* [Required task]: Write the next part of the post about stitching the leaves on the Pomegranate Corners wool embroidery, picking up right after its last sentence.

* [Passage provided]:

+++

Here’s my next adventurous phase on the Pomegranate Corners wool embroidery project. Here, I’ll show you what I did next with the leaves, which I had picked out previously because I decided I wanted a vein down the middle, where the two sides of the embroidered leaf meets in the middle.
Right away, you can probably see a number of minor problems in these two leaves. Yes, they have the vein that meets in the middle. Whoopdeedoo! A vein is nothing, if the leaves look lousy, right? There’s are a couple things amiss here. I’ll talk about that below.
Still, I kept going, thinking that maybe it was just me. Maybe it was lighting, maybe it was the stitching angle, maybe it would look better once other leaves were added, maybe…. but May bees don’t fly in January.
Actually, when I got to the front leaf and added it, over all, from this angle, it doesn’t look bad as in horrible, but … the problems are still there, and I knew they would bug me, especially because I knew I could (and should have) corrected them a bit earlier!

+++

* [Records supplied]:
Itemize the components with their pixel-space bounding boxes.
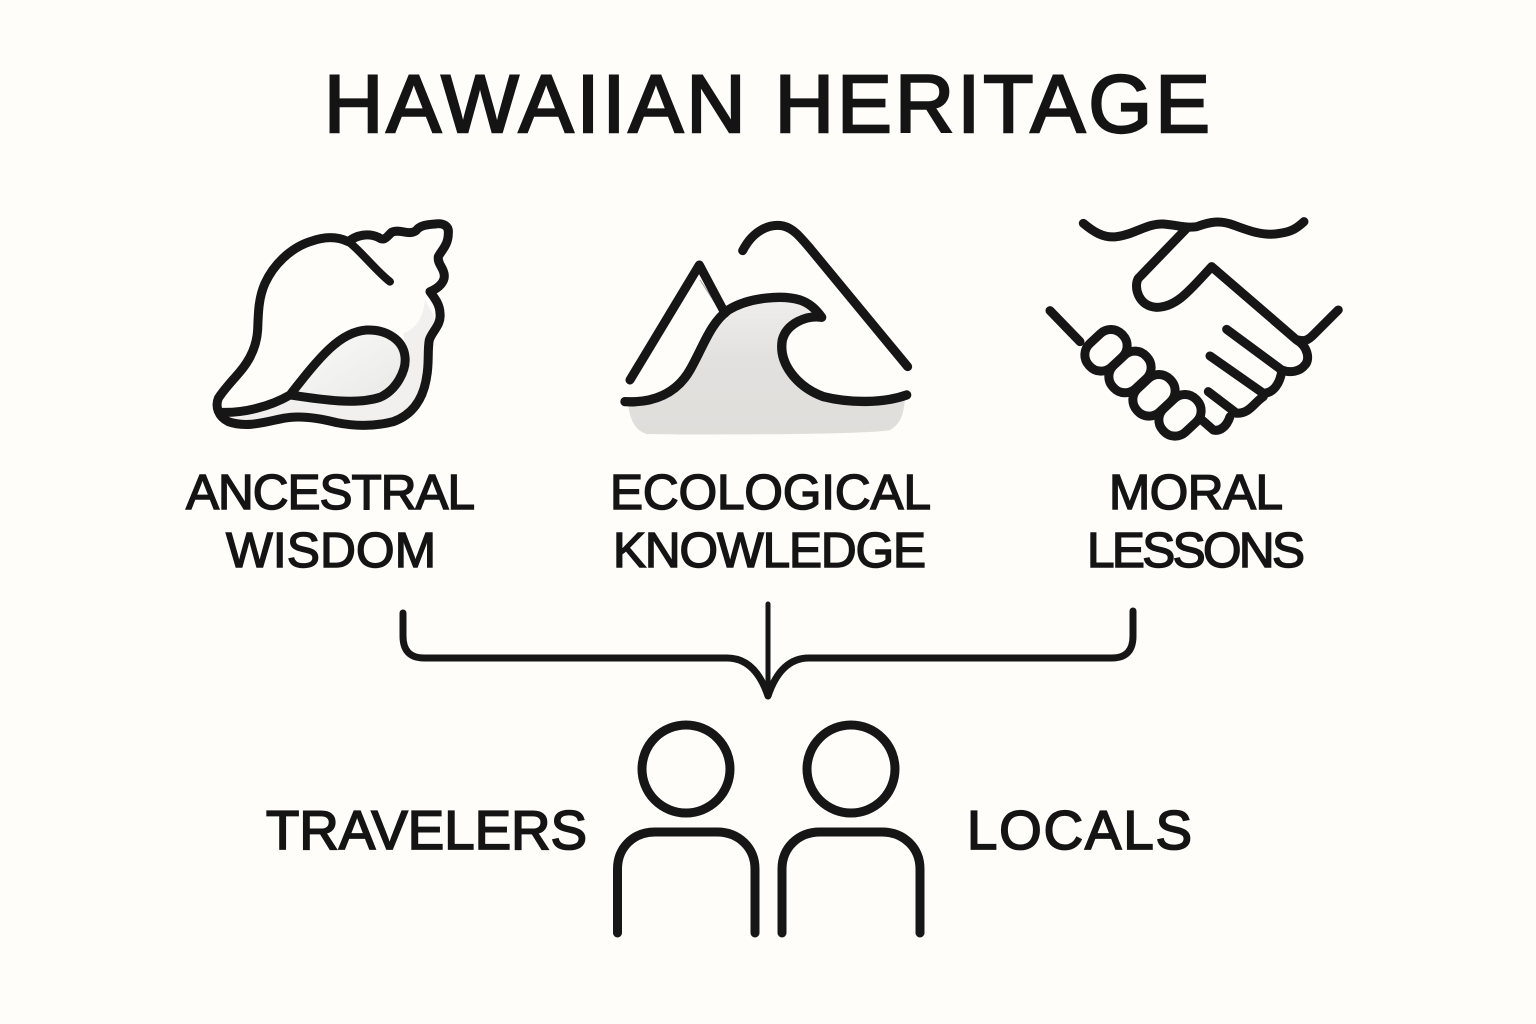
- label: ancestral wisdom: ANCESTRAL: [186, 465, 475, 520]
- label: ancestral wisdom: [186, 465, 475, 578]
- label: ecological knowledge: KNOWLEDGE: [613, 523, 926, 578]
- label: moral lessons: LESSONS: [1087, 523, 1305, 578]
- icon: person right: [782, 725, 920, 933]
- label: moral lessons: [1087, 465, 1305, 578]
- icon: person left: [618, 725, 755, 933]
- icon: handshake: [1050, 222, 1338, 442]
- label: ancestral wisdom: WISDOM: [226, 523, 436, 578]
- title: HAWAIIAN HERITAGE: [324, 59, 1210, 150]
- label: ecological knowledge: ECOLOGICAL: [610, 465, 931, 520]
- label: locals: LOCALS: [967, 800, 1192, 861]
- label: moral lessons: MORAL: [1109, 465, 1283, 520]
- label: travelers: TRAVELERS: [266, 800, 587, 861]
- bracket connector arrow: [403, 604, 1133, 696]
- icon: mountain and wave: [623, 225, 908, 434]
- label: ecological knowledge: [610, 465, 931, 578]
- icon: conch shell: [217, 224, 448, 425]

+++

* [Expected output]:
It wasn’t until I was almost finished with the last of the leaves in the foreground that I decided. And once I decided, it didn’t take long to go from the above, to this…
… on the front, and this….
… on the back.
A reader wrote to me not too long ago about picking out threads, wondering if there was an easier solution to getting threads out of the fabric when a mistake was made – something easier than tweezers, snipping, and picking.
There are tools out there that are supposed to make this process easier. For example, there’s “Judy’s Boo-Boo Stick” (which I’ve mentioned before – a long time ago!). The concept behind this tool, which is tipped on each end by what looks like tiny bottle-brush bristles, is that you roll or lightly rub or scratch these bristles on the surface after you’ve snipped your stitches, and it helps pull the fibers of the snipped threads out of the fabric – kind of like the bristle brush on the base of your vacuum cleaner, only without the suction. The bristle brush on your vacuum cleaner turns and catches threads and the like on your carpet and picks them up, right? So in concept, this is a good idea, and it works pretty well with your standard cotton floss.
But this particular tool doesn’t work so well with wool. Or maybe it works too well. Much like that bristle brush on your vacuum, which can get all knotted and clogged up with threads if you don’t clean it off regularly, the Boo-Boo Stick gets so matted with wool when removing these types of threads, that’s it’s a pain to clean it off, let alone your fabric!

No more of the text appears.